◆ Request ◆
Write out the whole listing word for word.
►
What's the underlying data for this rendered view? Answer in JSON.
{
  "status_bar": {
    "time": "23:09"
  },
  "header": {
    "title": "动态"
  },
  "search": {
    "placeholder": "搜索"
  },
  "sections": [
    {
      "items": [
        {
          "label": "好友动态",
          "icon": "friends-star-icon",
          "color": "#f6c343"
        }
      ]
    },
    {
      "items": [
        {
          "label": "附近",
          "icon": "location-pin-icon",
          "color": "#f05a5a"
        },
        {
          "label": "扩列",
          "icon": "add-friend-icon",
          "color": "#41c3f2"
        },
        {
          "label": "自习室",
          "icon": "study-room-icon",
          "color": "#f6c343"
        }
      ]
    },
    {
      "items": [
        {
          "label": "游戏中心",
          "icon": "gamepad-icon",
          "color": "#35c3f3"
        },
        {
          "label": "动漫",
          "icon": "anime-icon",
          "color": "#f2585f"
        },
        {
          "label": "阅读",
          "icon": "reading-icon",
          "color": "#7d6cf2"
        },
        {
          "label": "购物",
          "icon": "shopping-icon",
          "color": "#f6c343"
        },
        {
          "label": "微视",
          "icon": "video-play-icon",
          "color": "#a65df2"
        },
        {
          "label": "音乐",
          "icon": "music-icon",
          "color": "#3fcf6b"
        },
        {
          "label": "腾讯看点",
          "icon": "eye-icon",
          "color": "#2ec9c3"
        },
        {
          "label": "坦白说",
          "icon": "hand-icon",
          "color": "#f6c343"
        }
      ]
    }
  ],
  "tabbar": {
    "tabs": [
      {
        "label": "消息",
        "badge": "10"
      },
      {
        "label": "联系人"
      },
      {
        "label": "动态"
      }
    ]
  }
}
◄
◆ Result ◆
What's the underlying data for this rendered view? Answer in JSON.
{
  "status_bar": {
    "time": "23:09"
  },
  "header": {
    "title": "动态"
  },
  "search": {
    "placeholder": "搜索"
  },
  "sections": [
    {
      "items": [
        {
          "label": "好友动态",
          "icon": "friends-star-icon",
          "color": "#f6c343"
        }
      ]
    },
    {
      "items": [
        {
          "label": "附近",
          "icon": "location-pin-icon",
          "color": "#f05a5a"
        },
        {
          "label": "扩列",
          "icon": "add-friend-icon",
          "color": "#41c3f2"
        },
        {
          "label": "自习室",
          "icon": "study-room-icon",
          "color": "#f6c343"
        }
      ]
    },
    {
      "items": [
        {
          "label": "游戏中心",
          "icon": "gamepad-icon",
          "color": "#35c3f3"
        },
        {
          "label": "动漫",
          "icon": "anime-icon",
          "color": "#f2585f"
        },
        {
          "label": "阅读",
          "icon": "reading-icon",
          "color": "#7d6cf2"
        },
        {
          "label": "购物",
          "icon": "shopping-icon",
          "color": "#f6c343"
        },
        {
          "label": "微视",
          "icon": "video-play-icon",
          "color": "#a65df2"
        },
        {
          "label": "音乐",
          "icon": "music-icon",
          "color": "#3fcf6b"
        },
        {
          "label": "腾讯看点",
          "icon": "eye-icon",
          "color": "#2ec9c3"
        },
        {
          "label": "坦白说",
          "icon": "hand-icon",
          "color": "#f6c343"
        }
      ]
    }
  ],
  "tabbar": {
    "tabs": [
      {
        "label": "消息",
        "badge": "10"
      },
      {
        "label": "联系人"
      },
      {
        "label": "动态"
      }
    ]
  }
}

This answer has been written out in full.